Exercise: Return all the data below as it stands, minus the pictures.

Dataset extract:
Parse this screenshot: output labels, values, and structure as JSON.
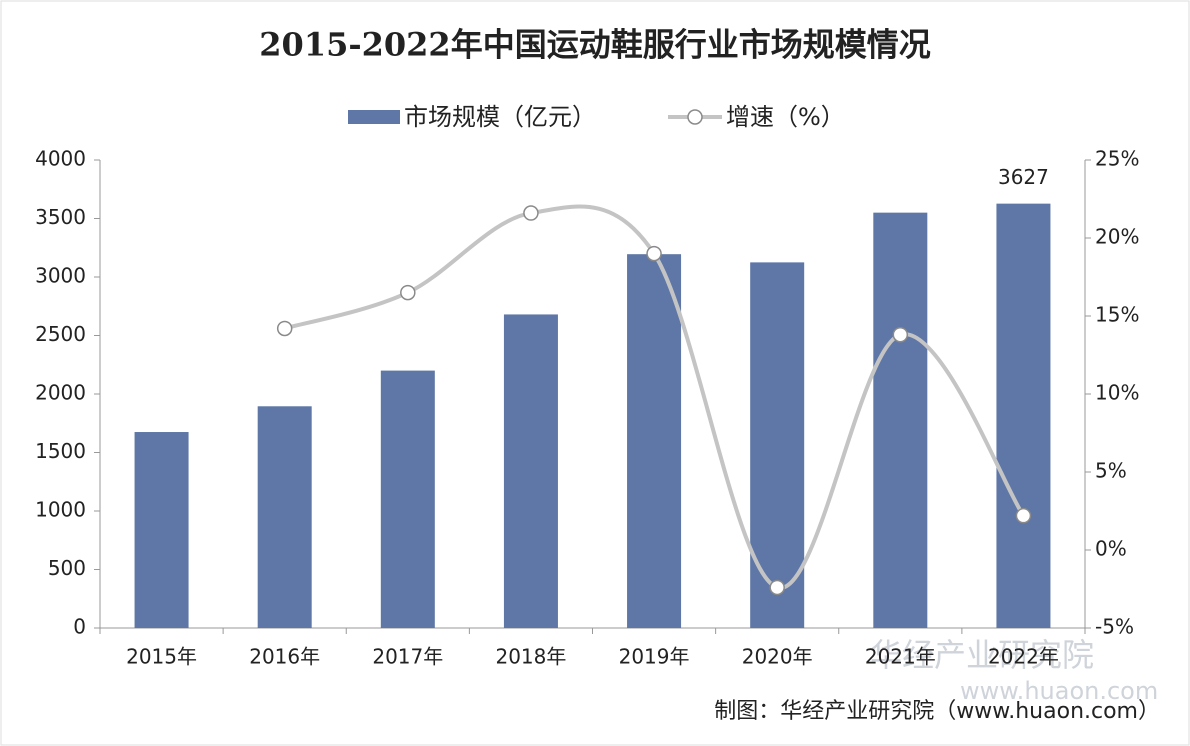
{
  "chart_data": {
    "type": "bar-line",
    "title": "2015-2022年中国运动鞋服行业市场规模情况",
    "categories": [
      "2015年",
      "2016年",
      "2017年",
      "2018年",
      "2019年",
      "2020年",
      "2021年",
      "2022年"
    ],
    "series": [
      {
        "name": "市场规模（亿元）",
        "type": "bar",
        "color": "#5f77a6",
        "values": [
          1675,
          1895,
          2200,
          2680,
          3195,
          3125,
          3550,
          3627
        ]
      },
      {
        "name": "增速（%）",
        "type": "line",
        "color": "#c4c4c4",
        "axis": "y2",
        "values": [
          null,
          14.2,
          16.5,
          21.6,
          19.0,
          -2.4,
          13.8,
          2.2
        ]
      }
    ],
    "ylim": [
      0,
      4000
    ],
    "yticks": [
      0,
      500,
      1000,
      1500,
      2000,
      2500,
      3000,
      3500,
      4000
    ],
    "y2lim": [
      -5,
      25
    ],
    "y2ticks": [
      {
        "value": -5,
        "label": "-5%"
      },
      {
        "value": 0,
        "label": "0%"
      },
      {
        "value": 5,
        "label": "5%"
      },
      {
        "value": 10,
        "label": "10%"
      },
      {
        "value": 15,
        "label": "15%"
      },
      {
        "value": 20,
        "label": "20%"
      },
      {
        "value": 25,
        "label": "25%"
      }
    ],
    "legend": "top",
    "source": "制图：华经产业研究院（www.huaon.com）",
    "watermark": [
      "华经产业研究院",
      "www.huaon.com"
    ]
  }
}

Response:
Parse this screenshot: output labels, values, and structure as JSON.
{
  "chart_data": {
    "type": "bar-line",
    "title": "2015-2022年中国运动鞋服行业市场规模情况",
    "categories": [
      "2015年",
      "2016年",
      "2017年",
      "2018年",
      "2019年",
      "2020年",
      "2021年",
      "2022年"
    ],
    "series": [
      {
        "name": "市场规模（亿元）",
        "type": "bar",
        "color": "#5f77a6",
        "values": [
          1675,
          1895,
          2200,
          2680,
          3195,
          3125,
          3550,
          3627
        ]
      },
      {
        "name": "增速（%）",
        "type": "line",
        "color": "#c4c4c4",
        "axis": "y2",
        "values": [
          null,
          14.2,
          16.5,
          21.6,
          19.0,
          -2.4,
          13.8,
          2.2
        ]
      }
    ],
    "ylim": [
      0,
      4000
    ],
    "yticks": [
      0,
      500,
      1000,
      1500,
      2000,
      2500,
      3000,
      3500,
      4000
    ],
    "y2lim": [
      -5,
      25
    ],
    "y2ticks": [
      {
        "value": -5,
        "label": "-5%"
      },
      {
        "value": 0,
        "label": "0%"
      },
      {
        "value": 5,
        "label": "5%"
      },
      {
        "value": 10,
        "label": "10%"
      },
      {
        "value": 15,
        "label": "15%"
      },
      {
        "value": 20,
        "label": "20%"
      },
      {
        "value": 25,
        "label": "25%"
      }
    ],
    "legend": "top",
    "source": "制图：华经产业研究院（www.huaon.com）",
    "watermark": [
      "华经产业研究院",
      "www.huaon.com"
    ]
  }
}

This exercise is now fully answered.